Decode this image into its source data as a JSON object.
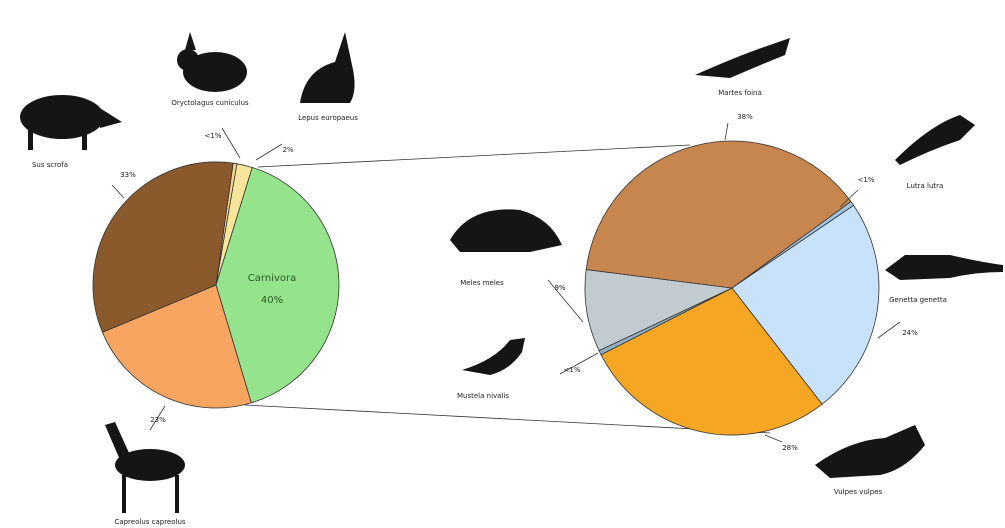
{
  "chart_data": [
    {
      "type": "pie",
      "categories": [
        "Oryctolagus cuniculus",
        "Lepus europaeus",
        "Carnivora",
        "Capreolus capreolus",
        "Sus scrofa"
      ],
      "values": [
        0.5,
        2,
        40,
        23,
        33
      ],
      "value_labels": [
        "<1%",
        "2%",
        "40%",
        "23%",
        "33%"
      ],
      "colors": [
        "#f3d58a",
        "#f7e59c",
        "#95e38c",
        "#f7a560",
        "#8a5a2c"
      ]
    },
    {
      "type": "pie",
      "categories": [
        "Lutra lutra",
        "Genetta genetta",
        "Vulpes vulpes",
        "Mustela nivalis",
        "Meles meles",
        "Martes foina"
      ],
      "values": [
        0.5,
        24,
        28,
        0.5,
        9,
        38
      ],
      "value_labels": [
        "<1%",
        "24%",
        "28%",
        "<1%",
        "9%",
        "38%"
      ],
      "colors": [
        "#9fc3e0",
        "#c8e2fb",
        "#f5a623",
        "#8fb0c4",
        "#c2ccd0",
        "#c8864f"
      ]
    }
  ]
}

=-=-=-=-=

Retype the listing exactly. Pictures do not belong in the copy.

> [Answer to this exercise]
Decode this image into its source data as a JSON object.
{
  "chart_data": [
    {
      "type": "pie",
      "categories": [
        "Oryctolagus cuniculus",
        "Lepus europaeus",
        "Carnivora",
        "Capreolus capreolus",
        "Sus scrofa"
      ],
      "values": [
        0.5,
        2,
        40,
        23,
        33
      ],
      "value_labels": [
        "<1%",
        "2%",
        "40%",
        "23%",
        "33%"
      ],
      "colors": [
        "#f3d58a",
        "#f7e59c",
        "#95e38c",
        "#f7a560",
        "#8a5a2c"
      ]
    },
    {
      "type": "pie",
      "categories": [
        "Lutra lutra",
        "Genetta genetta",
        "Vulpes vulpes",
        "Mustela nivalis",
        "Meles meles",
        "Martes foina"
      ],
      "values": [
        0.5,
        24,
        28,
        0.5,
        9,
        38
      ],
      "value_labels": [
        "<1%",
        "24%",
        "28%",
        "<1%",
        "9%",
        "38%"
      ],
      "colors": [
        "#9fc3e0",
        "#c8e2fb",
        "#f5a623",
        "#8fb0c4",
        "#c2ccd0",
        "#c8864f"
      ]
    }
  ]
}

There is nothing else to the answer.